■ Belge Bölümü
___

4ـ اُنْصُرِ اللهَ بِقَلْبِكَ وَ لِسانِكَ وَ يَدِكَ فَإنَّ اللهَ سُبْحانَهُ قَدْ تَكَفَّلَ بِنُصْرَةِ مَنْ يَنْصُرُهُ / 2382.

4- Kalbinle, dilinle ve elinle Allah'a yardım et. Şüphesiz Allah, kendisine yardım edene yardım etme konusunda kefildir. /2382

5ـ مَنْ نامَ عَنْ نُصْرَةِ وَلِيِّهِ اِنْتَبَهَ بِوَطْأَةِ عَدُوِّهِ / 8673.

5- Velisine (Allah'a, resulüne ve imamlara) yardım etmekten gafil olan, düşmanının tekmesiyle uyanır. /8673

6ـ مَنْ أحَدَّ سِنانَ الْغَضَبِ لِلّهِ سُبْحانَهُ قَوِيَ عَلي أشِدّاءِ الْباطِلِ / 8750.

6- Kim gazap mızrağını Allah için sivriltirse bâtıl güçlere karşı güçlü olur. /8750

7ـ لَمْ يَعْدَمِ النَّصْرَ مَنِ انْتَصَرَ بِالصَّبْرِ / 7538.

7- Sabırla yardım arayan, yardımı kaybetmemiştir. /7538


HAL HATIR SORMA


1ـ وقيلَ لهُ (ع) كَيْفَ تَجِدُكَ يا أميرَ المؤمِنينَ؟ فَقالَ: كَيْفَ يَكونُ (حالُ) مَنْ يَفْنى بِبَقائِهِ، وَيَسْقَمُ بِصِحَّتِهِ ويُؤْتى مِنْ مَأمَنِهِ؟‍/ 7010.

1- (Birisi İmam (a.s)’a kendini nasıl buluyorsun diye sorduğunda şöyle buyurdu:) Varlığı ile fani olan, sıhhati ile hasta olup emniyetli yerinden gitmeye hazırlananın hali nasıl olacak? /7010


HALK / İNSANLAR


1ـ اَلنّاسُ كَصُوَرٍ فِي الصَّحِيفَةِ (صَحيفَةٍ) كُلَّما طُوِيَ بَعْضُها نُشِرَ بَعْضُها/ 1882.

1- İnsanlar bir kâğıda sarılmış suretler gibidir; bir kısmını sardığında diğer kısmı dışarı taşar. /1882

2ـ اَلنّاسُ أبْناءُ الدُّنيا وَ الوَلَدُ مَطْبُوعٌ عَلي حُبِّ أمِّهِ / 1850.

2- İnsanlar dünyanın çocuklarıdır. Çocuk ise, ana sevgisi üzerine yaratılmıştır. /1850

3ـ اَلنّاسُ طالِبانِ: طالِبٌ وَ مَطْلُوبٌ، فَمَنْ طَلَبَ الدُّنيا طَلَبَةُ الْمَوْتُ حَتّي يُخْرِجَهُ عَنْها، وَ مَنْ طَلَبَ الآخِرَةَ طَلَبَتْهُ الدُّنيا حَتّي يَسْتَوْفِيَ رِزْقَهُ مِنْها / 2082.

___

■ Gösterilen Bilgiler
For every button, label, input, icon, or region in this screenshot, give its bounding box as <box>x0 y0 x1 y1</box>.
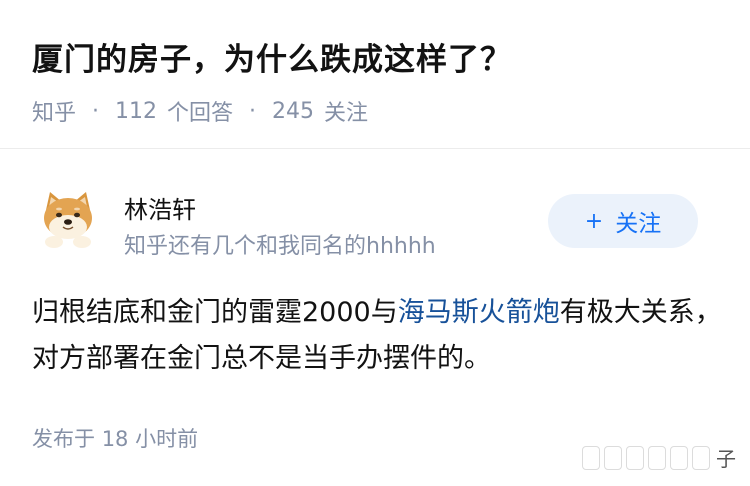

___

■ Yazılı Yönerge 1
Özdeyişler metnine göre, velisine yardım etmekten gafil olan kişi neyle uyanır?
■ Yazılı Yönerge 2
Özdeyişler metnindeki Türkçe çevirilerin sonunda yer alan numaraların hepsini sırasıyla yazın.
■ Yazılı Yönerge 3
Özdeyişler metnini son cümlesinden sonra devam ettirin.
Gösterilen malzemenin özdeyişler metniyle bir ilgisi yoktur.

■ Alıştırma Cevabı 1
Düşmanının tekmesiyle uyanır.

■ Alıştırma Cevabı 2
2382, 8673, 8750, 7538, 7010, 1882, 1850

■ Alıştırma Cevabı 3
3- İnsanlar isteyen ve istenen olmak üzere iki gruba ayrılırlar: Kim dünyayı isterse ölüm onu ister ve dünyadan çıkarır ve kim ahireti isterse dünya onu ister ve rızkını da ondan (dünyadan) alır. /2082

4ـ اَلنّاسُ ثَلاثَةٌ: فَعالِمٌ رَبّانيٌّ، وَ مُتَعَلِّمٌ عَلي سَبِيلِ نَجاةٍ، وَ هِمَجٌ رِعاعٌ أتْباعُ كُلِّ ناعِق‌ٍ، لَمْ يَسْتَضِيْئُوا بِنُورِ العِلْمِ، وَ لَمْ يَلْجَئُوا إلي رُكْنٍ وَثيق‌ٍ/ 2087.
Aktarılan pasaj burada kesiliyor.